Text Block Start
Informed Consent: A Clinical Trials Perspective

More than 5,500 registered clinical trials exist that are researching cancer (ClinicalTrials.gov, 2016). With the primary goal of survival, clinical trials to test the efficacy, safety, and tolerability of pharmacologic agents are the gold standard (Ording et al., 2016). For many patients with a poor prognosis, these trials can be extremely appealing. However, many patients are hesitant to participate. A 2010 clinical research workshop summary noted a number of barriers to enrolling in clinical trials, including fears about quality-of-life alterations, the possibility of receiving the placebo instead of the drug, side effects, the new drug potentially not being the best treatment, inconveniences in being part of the study, feeling coerced, wanting the physician to make the decision, and feeling a loss of control (English, Lebovitz, & Giffin, 2010). However, clinical trials give hope when standard therapies fail to help a patient’s disease.

Deciding to enroll in a clinical trial, in most cases, is an informed gamble. In many cases, the treatment advancements may be minimal at best. For example, a study evaluating survival, safety, and prognostic factors for the use of regorafenib (Stivarga®) in patients with metastatic colorectal cancer refractory to standard therapies boasted a median survival rate of 5.6 months, with 80% of patients experiencing at least one adverse event (Adenis et al., 2016). This type of outcome suggests the need to assess patient preferences related to sacrificing quality of life for the potential of a few extra months of life. Such decisions are difficult, but the glimpse of hope for an actual cure—no matter how small the chance—can be extremely enticing. Participating in the trial as the only means to receive the treatment may far outweigh contributing to scientific advancement for future patients. Of note, patients at any stage often enroll for altruistic reasons. Some patients have expressed their appreciation for research participants who enrolled in studies prior to their own diagnoses and advanced the scientific knowledge that now gives them the opportunity for prolonged survival.

For clinical trials and all research studies, reviewing the Belmont Report’s focus on ensuring respect for persons, beneficence, and justice is essential (U.S. Department of Health and Human Services, 1979). Examining two publicly highlighted cases, the current article will explore the application of these ethical tenets for patients who signed informed consent forms to receive gene therapy.

Case Study of a Patient With an Enzyme Deficiency

The first case involves an 18-year-old man, Jesse Gelsinger, with a rare immunologic disease in which his body lacked an enzyme, ornithine transcarbamylase, needed to disassociate ammonia. His disease was fairly well managed with medication. The patient, with agreement from his father, took part in a phase I clinical trial using a viral vector to introduce healthy DNA into his system with the hope of improving his body’s ability to produce the enzyme and decrease the need for the medications (Somia & Verma, 2000). The patient was aware that this trial could lead to improved methods for the then-nascent protocol, but direct benefit to him would only be a small possibility (Wilson, 2010). Sadly, he had an adverse reaction to the vector and died two days after receiving the treatment (Somia & Verma, 2000). Other patients in the same trial did not have such a reaction; however, a number of questions were raised, and lawsuits ensued (Wilson, 2010).
Text Block End
Dataset records Block Start
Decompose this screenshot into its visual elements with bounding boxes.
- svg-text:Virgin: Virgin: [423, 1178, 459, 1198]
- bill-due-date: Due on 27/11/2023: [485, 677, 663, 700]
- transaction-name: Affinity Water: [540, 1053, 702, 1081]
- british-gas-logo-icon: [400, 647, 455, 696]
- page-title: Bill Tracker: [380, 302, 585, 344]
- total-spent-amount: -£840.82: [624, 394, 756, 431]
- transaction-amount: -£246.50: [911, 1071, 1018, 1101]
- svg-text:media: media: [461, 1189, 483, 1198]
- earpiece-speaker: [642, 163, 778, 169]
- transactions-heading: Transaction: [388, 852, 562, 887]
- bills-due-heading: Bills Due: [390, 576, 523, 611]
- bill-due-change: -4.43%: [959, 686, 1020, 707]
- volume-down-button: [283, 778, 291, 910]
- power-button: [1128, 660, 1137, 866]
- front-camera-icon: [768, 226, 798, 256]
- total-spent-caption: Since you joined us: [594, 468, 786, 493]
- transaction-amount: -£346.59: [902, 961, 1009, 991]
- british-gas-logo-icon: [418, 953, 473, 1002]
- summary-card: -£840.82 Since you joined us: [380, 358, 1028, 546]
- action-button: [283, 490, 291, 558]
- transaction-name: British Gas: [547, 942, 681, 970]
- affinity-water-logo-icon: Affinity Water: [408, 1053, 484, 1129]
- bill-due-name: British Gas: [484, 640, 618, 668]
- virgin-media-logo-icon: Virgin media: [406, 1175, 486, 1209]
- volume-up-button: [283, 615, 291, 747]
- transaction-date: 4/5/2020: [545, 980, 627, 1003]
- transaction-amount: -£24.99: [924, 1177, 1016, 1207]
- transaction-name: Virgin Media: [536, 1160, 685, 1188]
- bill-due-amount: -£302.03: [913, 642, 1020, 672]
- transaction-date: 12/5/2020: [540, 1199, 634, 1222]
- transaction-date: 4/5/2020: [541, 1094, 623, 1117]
Dataset records Block End
▶ Questions on the material
1. Reproduce the stretch of the informed consent article from "For clinical trials" through "receive gene therapy.".
2. Carry on the informed consent article from the point where it stops.

▶ Responses in order
1.
For clinical trials and all research studies, reviewing the Belmont Report’s focus on ensuring respect for persons, beneficence, and justice is essential (U.S. Department of Health and Human Services, 1979). Examining two publicly highlighted cases, the current article will explore the application of these ethical tenets for patients who signed informed consent forms to receive gene therapy.

2.
From an ethical lens and the respect for persons principle, the patient made an autonomous and informed decision to enter the trial with his father’s support. Although the expectation of the clinical trial was not an immediate and direct cure for the disease, the principle of beneficence in having the patient’s welfare in consideration is gray. The principle of justice, equal opportunity for all, is questionable as well. Jesse Gelsinger may have had an opportunity to enroll in this trial because of his higher socioeconomic status. It is unclear whether every patient with this condition had an opportunity to participate in this clinical trial. The patient’s condition was managed by a renowned physician at a major academic medical center in a major city. Based on sociodemographics, all patients may not have had the same access to such studies. This ethical argument is two-sided. One side is the lack of access to potentially life-extending clinical trials for more diverse and marginalized populations. The other side, as highlighted in The Immortal Life of Henrietta Lacks, includes individuals from marginalized populations being part of studies without clear consent and understanding (Skloot, 2010).

Case Study of a Patient With a Gene Deletion

Two years following Gelsinger’s death, the completion and publications of the human genome sequence took place (Venter et al., 2001), which played an important role in the second case study explored in this article. More than a decade after the death of Jesse Gelsinger, gene therapy was introduced in a man who was diagnosed with chronic lymphocytic leukemia (CLL). His disease was managed with chemotherapy treatments that had given him periodic remissions since 1996. Over time, he no longer responded to standard therapies. By 2009, the patient was able to have his DNA evaluated, and healthcare providers found that he had a deletion of the TP53 gene (Porter, Levine, Kalos, Bagg, & June, 2011), a gene that produces an antitumor protein. The patient was treated using a specific chimeric antigen receptor gene in a lentivirus vector transduced into autologous T cells (Porter et al., 2011). Although some adverse reactions occurred, he ultimately recovered and went into remission (Porter et al., 2011).

In this second scenario, respect for persons was upheld through the patient making an informed autonomous decision, which also occurred in the first case study. For this patient, the principle of beneficence related to his welfare, with a focus on survival, was clearly evident. However, the principle of justice is still unclear. A patient with poor access to health care is unlikely to have had this opportunity and potentially would not have been able to access resources to keep CLL maintained for more than 10 years.

Considerations for Clinical Trials

When considering participation in a clinical trial, patients must weigh the decision carefully. Nurses can assist in this process by asking patients questions about the decision (see Figure 1).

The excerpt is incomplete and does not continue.